**Objetivos**
a) Transcribe el fragmento sobre la oración, empezando en "proviene del verbo" y terminando en "en su providencia.".
b) Prosigue el fragmento sobre la oración a partir de su última palabra.

**Fragmento**
● ● ● ● ● ● ●

La oración es necesaria para la vida espiritual: es la respiración que
permite que la vida del espíritu se desarrolle, y actualiza la fe en la
presencia de Dios y de su amor.
1. Qué es la oración [1]
En castellano se cuenta con dos vocablos para designar la relación consciente y
coloquial del hombre con Dios: plegaria y oración. La palabra “plegaria”
proviene del verbo latino precor, que significa rogar, acudir a alguien
solicitando un beneficio. El término “oración” proviene del substantivo latino oratio,
que significa habla, discurso, lenguaje.
Las definiciones que se dan de la oración, suelen reflejar estas diferencias de
matiz que acabamos de encontrar al aludir a la terminología. Por ejemplo, San
Juan Damasceno, la considera como «la elevación del alma a Dios y la petición
de bienes convenientes»[2]; mientras que para San Juan Clímaco se
trata más bien de una «conversación familiar y unión del hombre con Dios»[3].
La oración es absolutamente necesaria para la vida espiritual. Es como la
respiración que permite que la vida del espíritu se desarrolle. En la oración
se actualiza la fe en la presencia de Dios y de su amor. Se fomenta la
esperanza que lleva a orientar la vida hacia Él y a confiar en su providencia.
Y se agranda el corazón al responder con el propio amor al Amor divino.
En la oración, el alma, conducida por el Espíritu Santo desde lo más hondo de
sí misma (cfr. Catecismo, 2562), se une a Cristo, maestro, modelo y camino de
toda oración cristiana (cfr. Catecismo, 2599 ss.), y con Cristo, por Cristo y
en Cristo, se dirige a Dios Padre, participando de la riqueza del vivir
trinitario (cfr. Catecismo, 2559-2564). De ahí la importancia que en la vida de
oración tiene la Liturgia y, en su centro, la Eucaristía.
2. Contenidos de la oración
Los contenidos de la oración, como los de todo diálogo de amor, pueden ser
múltiples y variados. Cabe, sin embargo, destacar algunos especialmente
significativos:
Petición.

● ● ● ● ● ● ●

**Información extraída**
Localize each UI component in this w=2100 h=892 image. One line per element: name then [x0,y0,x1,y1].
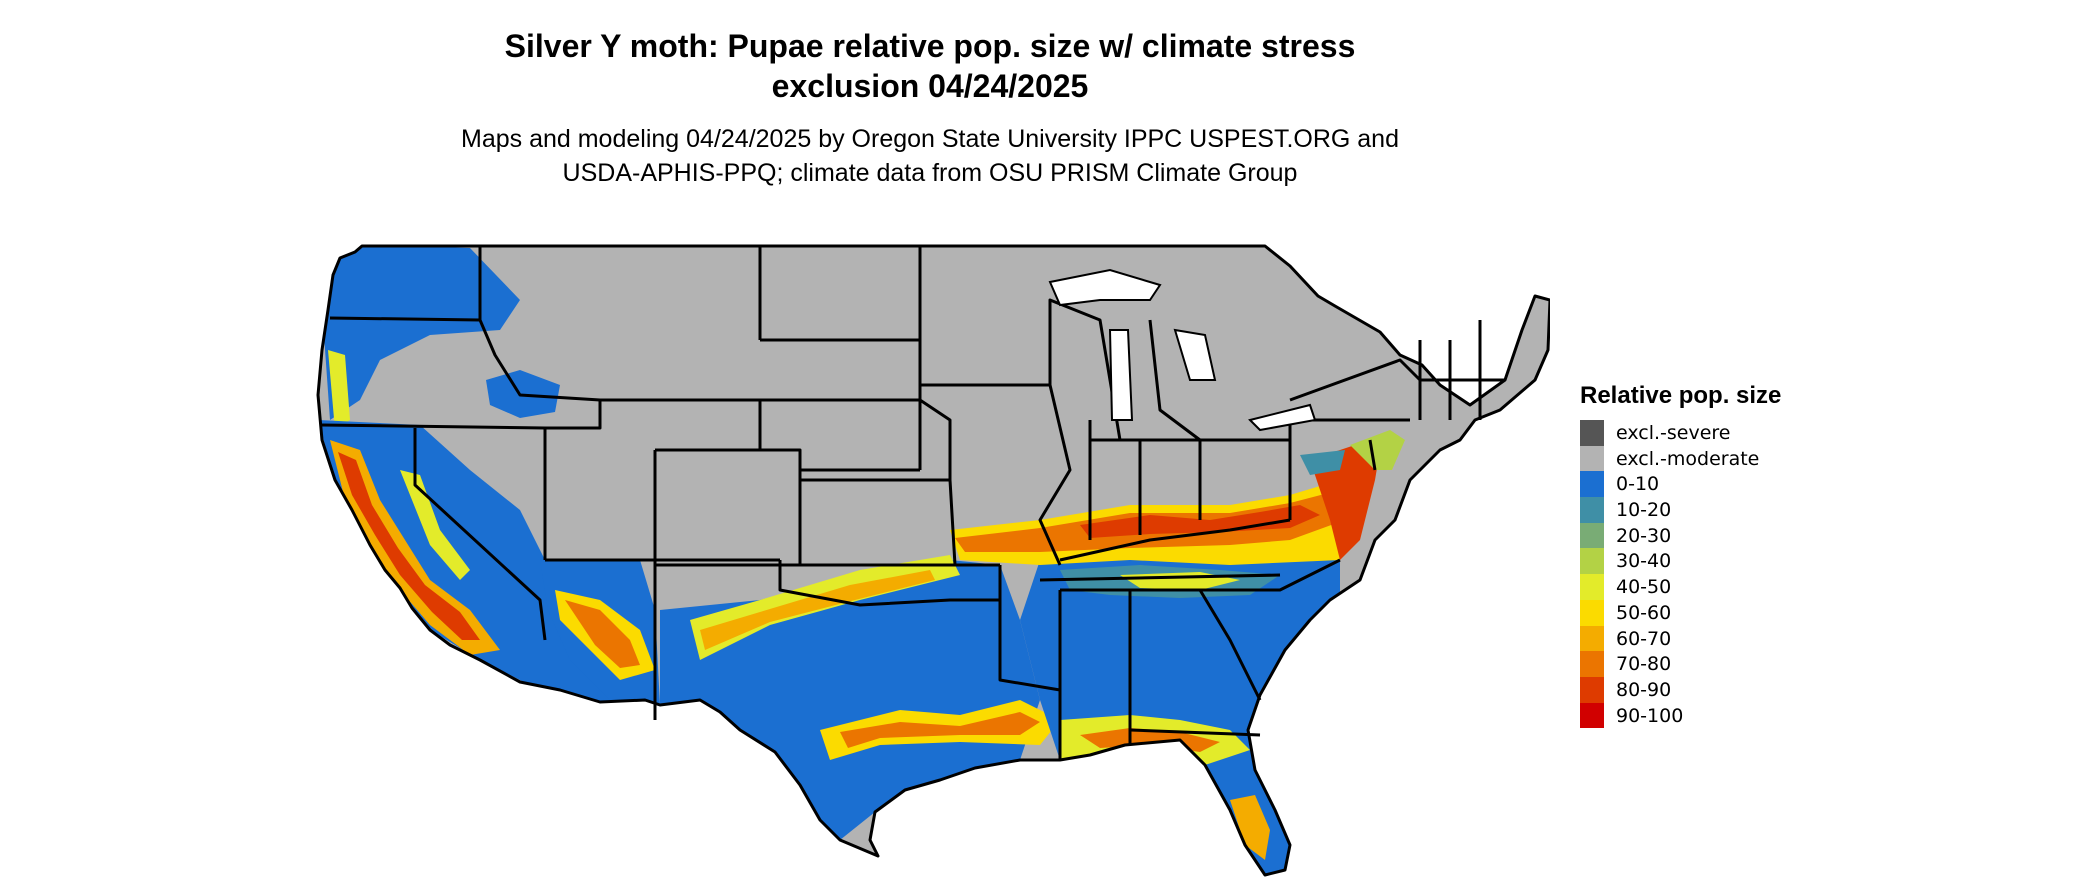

● ● ● ● ● ● ●

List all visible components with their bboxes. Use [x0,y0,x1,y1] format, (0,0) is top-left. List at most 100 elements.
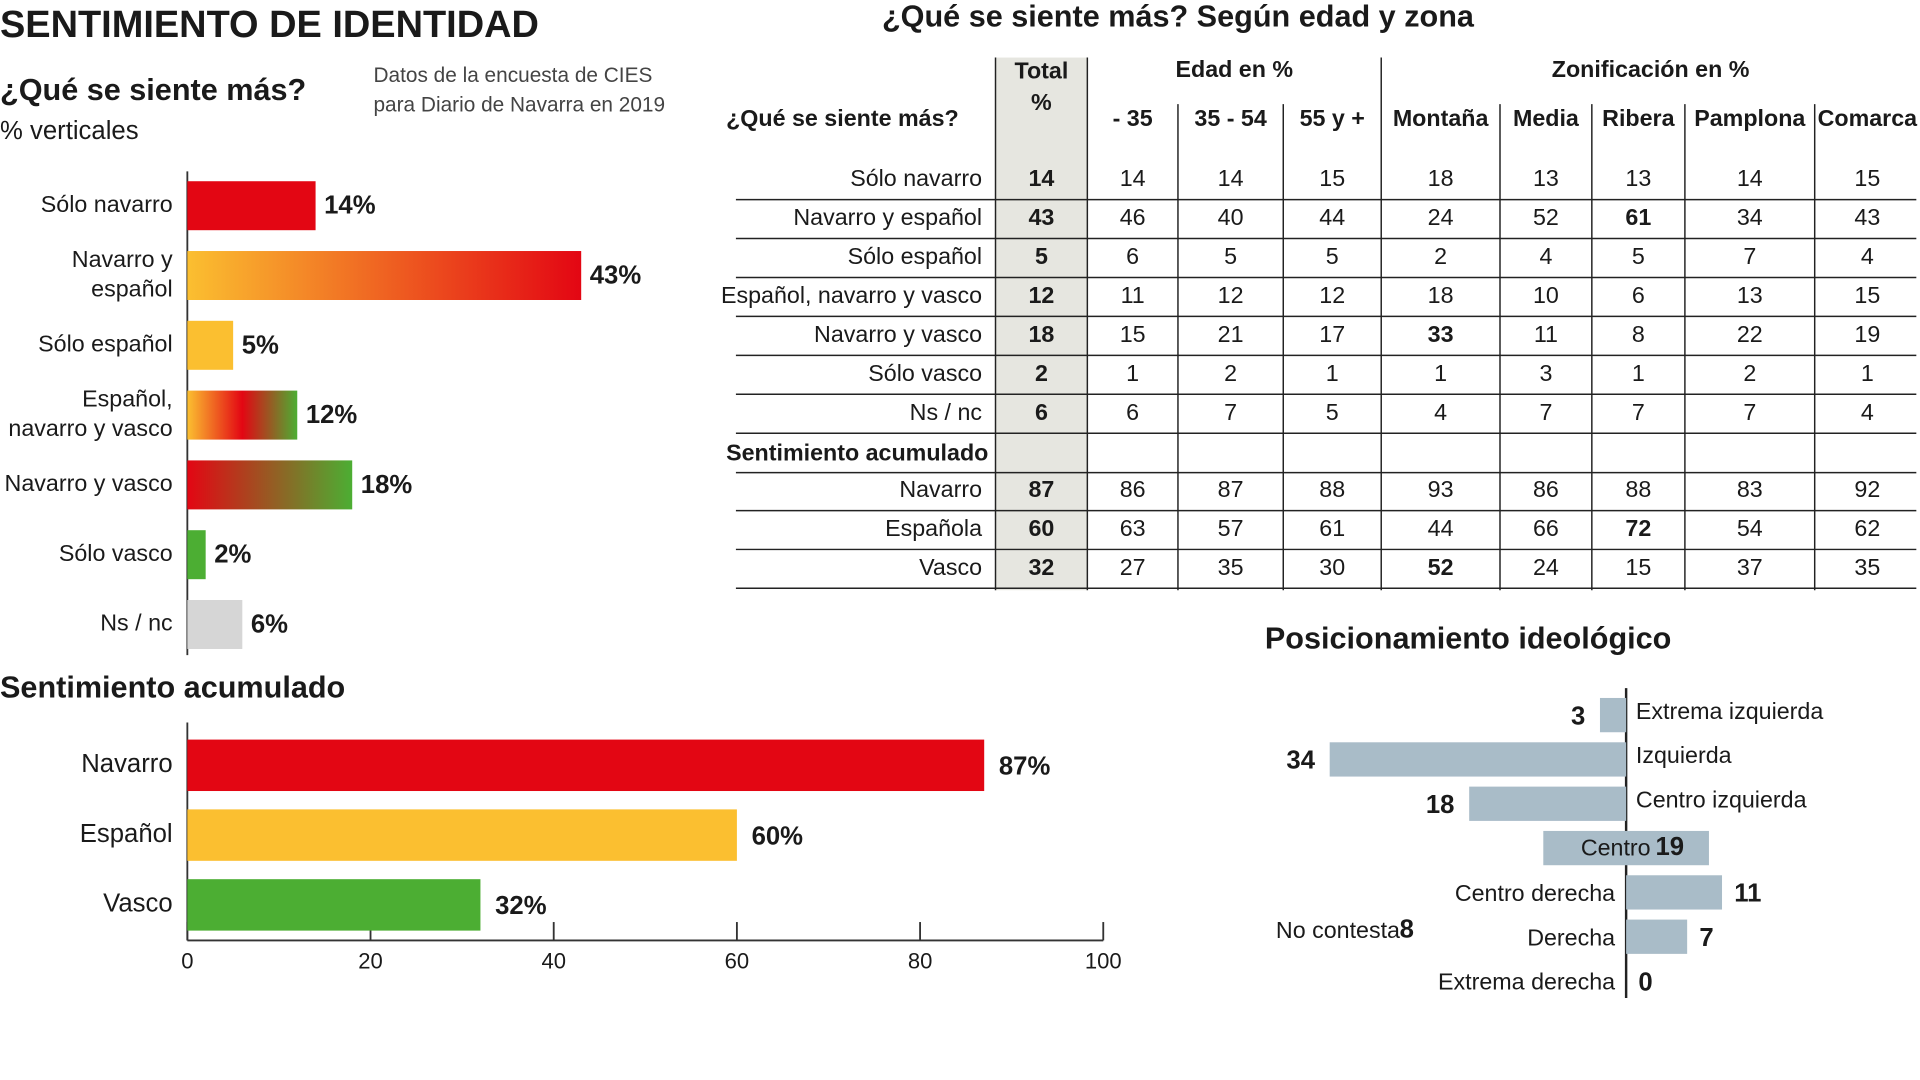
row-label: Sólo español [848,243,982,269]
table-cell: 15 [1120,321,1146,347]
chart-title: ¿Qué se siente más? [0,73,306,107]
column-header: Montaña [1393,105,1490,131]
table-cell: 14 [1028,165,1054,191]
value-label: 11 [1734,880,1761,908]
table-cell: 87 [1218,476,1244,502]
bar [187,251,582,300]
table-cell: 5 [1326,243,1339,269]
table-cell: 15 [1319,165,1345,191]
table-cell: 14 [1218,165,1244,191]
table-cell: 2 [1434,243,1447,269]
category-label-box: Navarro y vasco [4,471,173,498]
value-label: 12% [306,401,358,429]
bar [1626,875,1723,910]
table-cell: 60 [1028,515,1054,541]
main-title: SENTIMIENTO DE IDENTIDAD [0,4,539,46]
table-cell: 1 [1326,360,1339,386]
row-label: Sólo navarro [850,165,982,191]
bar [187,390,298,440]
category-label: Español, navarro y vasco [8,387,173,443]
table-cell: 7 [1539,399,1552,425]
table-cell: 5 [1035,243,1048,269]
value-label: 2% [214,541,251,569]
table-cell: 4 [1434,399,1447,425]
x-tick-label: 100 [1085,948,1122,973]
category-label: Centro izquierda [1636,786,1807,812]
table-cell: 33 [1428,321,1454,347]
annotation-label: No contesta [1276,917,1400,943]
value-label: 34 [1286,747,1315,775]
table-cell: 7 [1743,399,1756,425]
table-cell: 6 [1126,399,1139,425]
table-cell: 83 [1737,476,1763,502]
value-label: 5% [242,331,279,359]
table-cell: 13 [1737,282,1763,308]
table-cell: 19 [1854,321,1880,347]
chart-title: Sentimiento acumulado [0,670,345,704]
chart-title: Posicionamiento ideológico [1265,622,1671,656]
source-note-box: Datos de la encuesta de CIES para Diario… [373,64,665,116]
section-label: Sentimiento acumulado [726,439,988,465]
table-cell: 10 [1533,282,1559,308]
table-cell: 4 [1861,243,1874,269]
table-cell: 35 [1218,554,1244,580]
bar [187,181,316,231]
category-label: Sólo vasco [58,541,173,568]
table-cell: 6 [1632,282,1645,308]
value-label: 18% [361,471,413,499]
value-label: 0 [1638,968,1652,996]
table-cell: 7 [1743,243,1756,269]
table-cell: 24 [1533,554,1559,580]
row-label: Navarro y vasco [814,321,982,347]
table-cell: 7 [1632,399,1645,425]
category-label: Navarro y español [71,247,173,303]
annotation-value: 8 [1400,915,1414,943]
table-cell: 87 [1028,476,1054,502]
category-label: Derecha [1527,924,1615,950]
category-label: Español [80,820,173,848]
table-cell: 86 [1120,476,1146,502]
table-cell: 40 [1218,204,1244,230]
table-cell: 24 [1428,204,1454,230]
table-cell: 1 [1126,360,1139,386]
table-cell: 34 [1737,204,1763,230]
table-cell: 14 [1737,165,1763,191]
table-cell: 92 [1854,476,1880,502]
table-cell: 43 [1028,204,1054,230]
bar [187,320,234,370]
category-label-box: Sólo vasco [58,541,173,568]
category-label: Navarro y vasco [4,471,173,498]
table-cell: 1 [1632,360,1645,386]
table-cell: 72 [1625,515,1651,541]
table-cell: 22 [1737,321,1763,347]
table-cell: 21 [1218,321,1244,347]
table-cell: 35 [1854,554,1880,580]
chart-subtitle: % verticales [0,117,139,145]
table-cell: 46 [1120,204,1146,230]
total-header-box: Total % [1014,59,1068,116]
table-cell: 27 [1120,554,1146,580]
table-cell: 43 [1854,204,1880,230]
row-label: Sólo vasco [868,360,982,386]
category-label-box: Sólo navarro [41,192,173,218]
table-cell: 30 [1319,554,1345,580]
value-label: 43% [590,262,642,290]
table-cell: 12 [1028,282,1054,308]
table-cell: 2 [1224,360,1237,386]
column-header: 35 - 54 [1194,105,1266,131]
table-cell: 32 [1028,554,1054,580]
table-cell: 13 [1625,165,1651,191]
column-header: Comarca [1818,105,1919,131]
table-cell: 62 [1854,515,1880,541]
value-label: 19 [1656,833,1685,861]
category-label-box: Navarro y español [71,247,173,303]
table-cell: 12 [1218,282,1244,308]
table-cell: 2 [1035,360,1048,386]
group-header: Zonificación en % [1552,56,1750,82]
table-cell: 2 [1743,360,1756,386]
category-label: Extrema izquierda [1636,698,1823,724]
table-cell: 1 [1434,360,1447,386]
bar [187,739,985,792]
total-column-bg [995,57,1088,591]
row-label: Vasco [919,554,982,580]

● ● ● ● ● ● ●

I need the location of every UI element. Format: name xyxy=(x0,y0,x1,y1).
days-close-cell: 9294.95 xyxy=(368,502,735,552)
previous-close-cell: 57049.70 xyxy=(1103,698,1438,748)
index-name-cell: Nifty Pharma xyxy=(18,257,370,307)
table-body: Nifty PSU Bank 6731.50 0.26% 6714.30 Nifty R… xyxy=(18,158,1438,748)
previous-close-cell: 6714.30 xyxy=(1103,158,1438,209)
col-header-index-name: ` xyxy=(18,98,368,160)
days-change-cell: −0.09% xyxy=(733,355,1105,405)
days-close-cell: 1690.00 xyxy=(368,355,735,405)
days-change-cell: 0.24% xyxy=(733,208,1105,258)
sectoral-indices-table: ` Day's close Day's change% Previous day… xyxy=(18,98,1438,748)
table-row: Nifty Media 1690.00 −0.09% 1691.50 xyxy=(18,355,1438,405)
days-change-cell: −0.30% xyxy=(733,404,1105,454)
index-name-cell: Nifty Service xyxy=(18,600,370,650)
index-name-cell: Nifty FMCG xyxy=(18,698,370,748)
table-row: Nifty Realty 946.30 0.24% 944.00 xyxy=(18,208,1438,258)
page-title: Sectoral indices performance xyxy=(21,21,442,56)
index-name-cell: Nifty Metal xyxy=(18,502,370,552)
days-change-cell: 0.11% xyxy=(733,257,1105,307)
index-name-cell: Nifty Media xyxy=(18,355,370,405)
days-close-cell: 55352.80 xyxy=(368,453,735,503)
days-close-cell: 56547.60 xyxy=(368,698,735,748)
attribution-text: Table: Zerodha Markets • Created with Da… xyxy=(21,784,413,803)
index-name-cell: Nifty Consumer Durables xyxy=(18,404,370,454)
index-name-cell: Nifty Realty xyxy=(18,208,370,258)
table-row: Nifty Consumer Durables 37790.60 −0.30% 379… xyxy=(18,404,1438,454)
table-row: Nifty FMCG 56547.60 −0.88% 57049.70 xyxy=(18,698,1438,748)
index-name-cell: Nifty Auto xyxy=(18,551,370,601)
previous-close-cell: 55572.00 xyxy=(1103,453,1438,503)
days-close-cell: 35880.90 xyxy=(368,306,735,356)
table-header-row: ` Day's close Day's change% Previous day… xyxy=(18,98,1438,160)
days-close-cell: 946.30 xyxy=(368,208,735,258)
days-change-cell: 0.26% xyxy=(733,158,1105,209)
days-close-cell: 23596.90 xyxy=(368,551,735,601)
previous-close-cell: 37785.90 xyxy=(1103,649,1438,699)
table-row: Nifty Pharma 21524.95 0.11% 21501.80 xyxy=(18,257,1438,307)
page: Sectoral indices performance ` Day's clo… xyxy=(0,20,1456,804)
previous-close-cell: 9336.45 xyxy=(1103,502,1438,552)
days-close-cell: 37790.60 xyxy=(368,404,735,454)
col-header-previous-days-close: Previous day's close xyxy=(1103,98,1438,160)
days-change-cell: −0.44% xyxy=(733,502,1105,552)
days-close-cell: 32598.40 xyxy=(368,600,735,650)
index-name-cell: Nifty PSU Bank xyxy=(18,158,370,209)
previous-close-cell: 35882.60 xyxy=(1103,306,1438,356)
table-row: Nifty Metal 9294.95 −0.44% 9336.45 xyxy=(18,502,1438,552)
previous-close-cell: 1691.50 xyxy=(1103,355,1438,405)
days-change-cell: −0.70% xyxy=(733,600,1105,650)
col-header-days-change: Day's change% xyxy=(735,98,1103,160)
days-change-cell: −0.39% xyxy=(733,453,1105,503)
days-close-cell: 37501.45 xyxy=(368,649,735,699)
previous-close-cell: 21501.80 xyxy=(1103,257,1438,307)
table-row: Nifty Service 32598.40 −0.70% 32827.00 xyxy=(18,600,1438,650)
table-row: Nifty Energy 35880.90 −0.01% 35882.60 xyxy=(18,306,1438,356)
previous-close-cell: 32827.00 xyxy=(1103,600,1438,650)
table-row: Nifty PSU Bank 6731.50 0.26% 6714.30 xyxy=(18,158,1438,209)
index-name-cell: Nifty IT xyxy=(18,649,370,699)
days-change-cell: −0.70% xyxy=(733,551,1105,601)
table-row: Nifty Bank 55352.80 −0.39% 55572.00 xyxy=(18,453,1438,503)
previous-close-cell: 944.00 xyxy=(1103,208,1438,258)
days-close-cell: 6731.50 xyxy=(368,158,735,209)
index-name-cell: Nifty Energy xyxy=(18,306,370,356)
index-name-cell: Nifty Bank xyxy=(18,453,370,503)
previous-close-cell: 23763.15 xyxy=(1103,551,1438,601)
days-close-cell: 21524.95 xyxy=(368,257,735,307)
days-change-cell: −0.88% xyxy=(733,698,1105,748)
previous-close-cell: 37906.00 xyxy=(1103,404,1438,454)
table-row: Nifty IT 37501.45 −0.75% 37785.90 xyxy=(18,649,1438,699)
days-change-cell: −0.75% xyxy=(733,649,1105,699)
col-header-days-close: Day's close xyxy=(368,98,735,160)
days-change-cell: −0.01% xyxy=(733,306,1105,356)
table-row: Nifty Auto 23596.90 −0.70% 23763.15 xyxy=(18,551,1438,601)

● ● ● ● ● ● ●

**Respuestas por tarea**
a)
proviene del verbo latino precor, que significa rogar, acudir a alguien
solicitando un beneficio. El término “oración” proviene del substantivo latino oratio,
que significa habla, discurso, lenguaje.
Las definiciones que se dan de la oración, suelen reflejar estas diferencias de
matiz que acabamos de encontrar al aludir a la terminología. Por ejemplo, San
Juan Damasceno, la considera como «la elevación del alma a Dios y la petición
de bienes convenientes»[2]; mientras que para San Juan Clímaco se
trata más bien de una «conversación familiar y unión del hombre con Dios»[3].
La oración es absolutamente necesaria para la vida espiritual. Es como la
respiración que permite que la vida del espíritu se desarrolle. En la oración
se actualiza la fe en la presencia de Dios y de su amor. Se fomenta la
esperanza que lleva a orientar la vida hacia Él y a confiar en su providencia.

b)
Es frecuente la referencia a la oración impetratoria a lo largo de toda la
Sagrada Escritura; también en labios de Jesús, que no sólo acude a ella, sino
que invita a pedir, encareciendo el valor y la importancia de una plegaria
sencilla y confiada. La tradición cristiana ha reiterado esa invitación,
poniéndola en práctica de muchas maneras: petición de perdón, petición por la
propia salvación y por la de los demás, petición por la Iglesia y por el
apostolado, petición por las más variadas necesidades, etc.
De hecho, la oración de petición forma parte de la experiencia religiosa
universal. El reconocimiento, aunque en ocasiones difuso, de la realidad de
Dios (o más genéricamente de un ser superior), provoca la tendencia a dirigirse
a Él, solicitando su protección y su ayuda. Ciertamente la oración no se agota
en la plegaria, pero la petición es manifestación decisiva de la oración en
cuanto reconocimiento y expresión de la condición creada del ser humano y de su
dependencia absoluta de un Dios cuyo amor la fe nos da conocer de manera plena
(cfr. Catecismo, 2629.2635).
Acción de gracias.
El reconocimiento de los bienes recibidos y, a través de ellos, de la
magnificencia y misericordia divinas, impulsa a dirigir el espíritu hacia Dios
para proclamar y agradecerle sus beneficios. La actitud de acción de gracias
llena desde el principio hasta el fin la Sagrada Escritura y la historia de la
espiritualidad. Una y otra ponen de manifiesto que, cuando esa actitud arraiga
en el alma, da lugar a un proceso que lleva a reconocer como don divino la
totalidad de lo que acontece, no sólo aquellas realidades que la experiencia
inmediata acredita como gratificantes, sino también de aquellas otras que
pueden parecer negativas o adversas.
Consciente de que el acontecer está situado bajo el designio amoroso de Dios,
el creyente sabe que todo redunda en bien de quienes –cada hombre– son objeto
del amor divino (cfr. Rm 8, 28). «Acostúmbrate a elevar tu corazón a Dios, en
acción de gracias, muchas veces al día. —Porque te da esto y lo otro. —Porque
te han despreciado. —Porque no tienes lo que necesitas o porque lo tienes.
Porque hizo tan hermosa a su Madre, que es también Madre tuya. —Porque creó el
Sol y la Luna y aquel animal y aquella otra planta. —Porque hizo a aquel hombre
elocuente y a ti te hizo premioso... Dale gracias por todo, porque todo es
bueno»[4].
Adoración y alabanza.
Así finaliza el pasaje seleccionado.